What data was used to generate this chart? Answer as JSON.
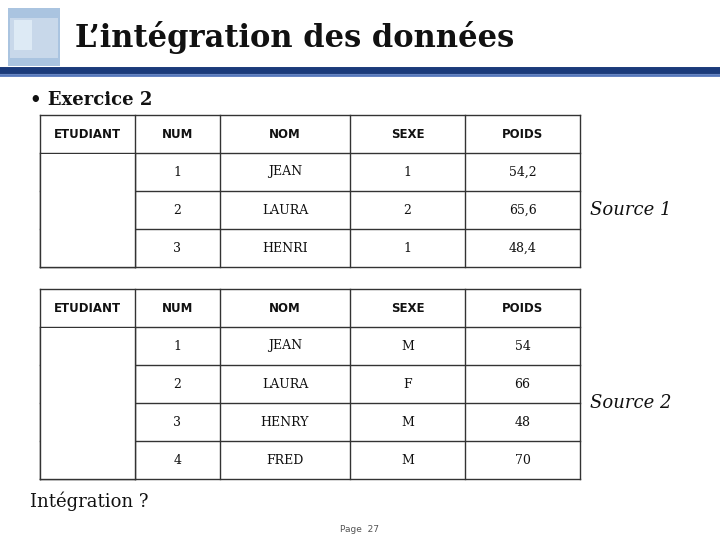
{
  "title": "L’intégration des données",
  "bullet": "• Exercice 2",
  "table1_headers": [
    "ETUDIANT",
    "NUM",
    "NOM",
    "SEXE",
    "POIDS"
  ],
  "table1_rows": [
    [
      "",
      "1",
      "JEAN",
      "1",
      "54,2"
    ],
    [
      "",
      "2",
      "LAURA",
      "2",
      "65,6"
    ],
    [
      "",
      "3",
      "HENRI",
      "1",
      "48,4"
    ]
  ],
  "table1_label": "Source 1",
  "table2_headers": [
    "ETUDIANT",
    "NUM",
    "NOM",
    "SEXE",
    "POIDS"
  ],
  "table2_rows": [
    [
      "",
      "1",
      "JEAN",
      "M",
      "54"
    ],
    [
      "",
      "2",
      "LAURA",
      "F",
      "66"
    ],
    [
      "",
      "3",
      "HENRY",
      "M",
      "48"
    ],
    [
      "",
      "4",
      "FRED",
      "M",
      "70"
    ]
  ],
  "table2_label": "Source 2",
  "footer": "Intégration ?",
  "page_label": "Page  27",
  "bg_color": "#ffffff",
  "title_color": "#111111",
  "line1_color": "#1a3a7a",
  "line2_color": "#5577bb",
  "source_label_color": "#111111",
  "table_line_color": "#333333",
  "footer_color": "#111111",
  "page_color": "#555555"
}
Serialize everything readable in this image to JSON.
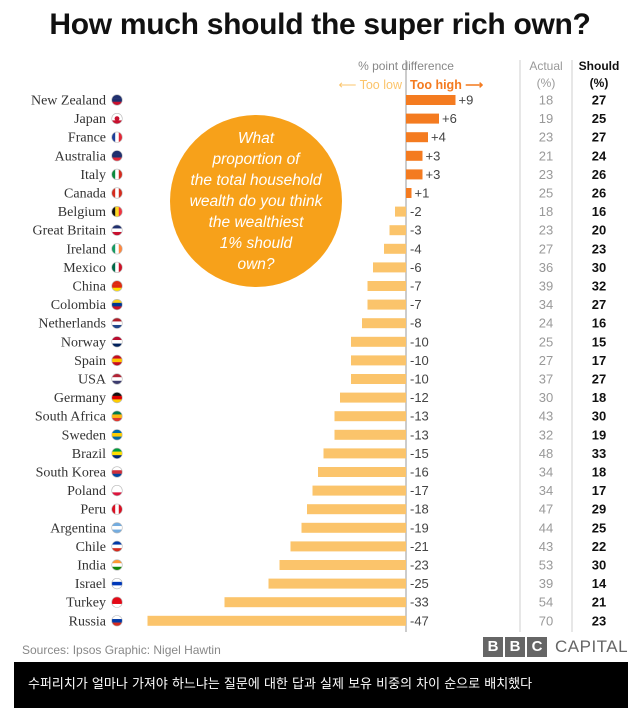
{
  "title": "How much should the super rich own?",
  "chart_data": {
    "type": "bar",
    "title": "How much should the super rich own?",
    "xlabel": "% point difference",
    "direction_low": "⟵ Too low",
    "direction_high": "Too high ⟶",
    "actual_header_1": "Actual",
    "actual_header_2": "(%)",
    "should_header_1": "Should",
    "should_header_2": "(%)",
    "annotation": [
      "What",
      "proportion of",
      "the total household",
      "wealth do you think",
      "the wealthiest",
      "1% should",
      "own?"
    ],
    "categories": [
      "New Zealand",
      "Japan",
      "France",
      "Australia",
      "Italy",
      "Canada",
      "Belgium",
      "Great Britain",
      "Ireland",
      "Mexico",
      "China",
      "Colombia",
      "Netherlands",
      "Norway",
      "Spain",
      "USA",
      "Germany",
      "South Africa",
      "Sweden",
      "Brazil",
      "South Korea",
      "Poland",
      "Peru",
      "Argentina",
      "Chile",
      "India",
      "Israel",
      "Turkey",
      "Russia"
    ],
    "value_labels": [
      "+9",
      "+6",
      "+4",
      "+3",
      "+3",
      "+1",
      "-2",
      "-3",
      "-4",
      "-6",
      "-7",
      "-7",
      "-8",
      "-10",
      "-10",
      "-10",
      "-12",
      "-13",
      "-13",
      "-15",
      "-16",
      "-17",
      "-18",
      "-19",
      "-21",
      "-23",
      "-25",
      "-33",
      "-47"
    ],
    "values": [
      9,
      6,
      4,
      3,
      3,
      1,
      -2,
      -3,
      -4,
      -6,
      -7,
      -7,
      -8,
      -10,
      -10,
      -10,
      -12,
      -13,
      -13,
      -15,
      -16,
      -17,
      -18,
      -19,
      -21,
      -23,
      -25,
      -33,
      -47
    ],
    "actual": [
      "18",
      "19",
      "23",
      "21",
      "23",
      "25",
      "18",
      "23",
      "27",
      "36",
      "39",
      "34",
      "24",
      "25",
      "27",
      "37",
      "30",
      "43",
      "32",
      "48",
      "34",
      "34",
      "47",
      "44",
      "43",
      "53",
      "39",
      "54",
      "70"
    ],
    "should": [
      "27",
      "25",
      "27",
      "24",
      "26",
      "26",
      "16",
      "20",
      "23",
      "30",
      "32",
      "27",
      "16",
      "15",
      "17",
      "27",
      "18",
      "30",
      "19",
      "33",
      "18",
      "17",
      "29",
      "25",
      "22",
      "30",
      "14",
      "21",
      "23"
    ],
    "flags": [
      "new-zealand-flag",
      "japan-flag",
      "france-flag",
      "australia-flag",
      "italy-flag",
      "canada-flag",
      "belgium-flag",
      "great-britain-flag",
      "ireland-flag",
      "mexico-flag",
      "china-flag",
      "colombia-flag",
      "netherlands-flag",
      "norway-flag",
      "spain-flag",
      "usa-flag",
      "germany-flag",
      "south-africa-flag",
      "sweden-flag",
      "brazil-flag",
      "south-korea-flag",
      "poland-flag",
      "peru-flag",
      "argentina-flag",
      "chile-flag",
      "india-flag",
      "israel-flag",
      "turkey-flag",
      "russia-flag"
    ],
    "colors": {
      "positive": "#f47b20",
      "negative": "#fbc46b",
      "bubble": "#f7a11a",
      "axis": "#9a9a9a"
    }
  },
  "sources": "Sources: Ipsos   Graphic: Nigel Hawtin",
  "brand": {
    "b1": "B",
    "b2": "B",
    "b3": "C",
    "capital": "CAPITAL"
  },
  "caption": "수퍼리치가 얼마나 가져야 하느냐는 질문에 대한 답과 실제 보유 비중의 차이 순으로 배치했다"
}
──────────
*Aim*: Find the lines holding "JSON" and list every one.

*The reply*:
What data was used to generate this chart? Answer as JSON.
Serialize everything readable in this image to JSON.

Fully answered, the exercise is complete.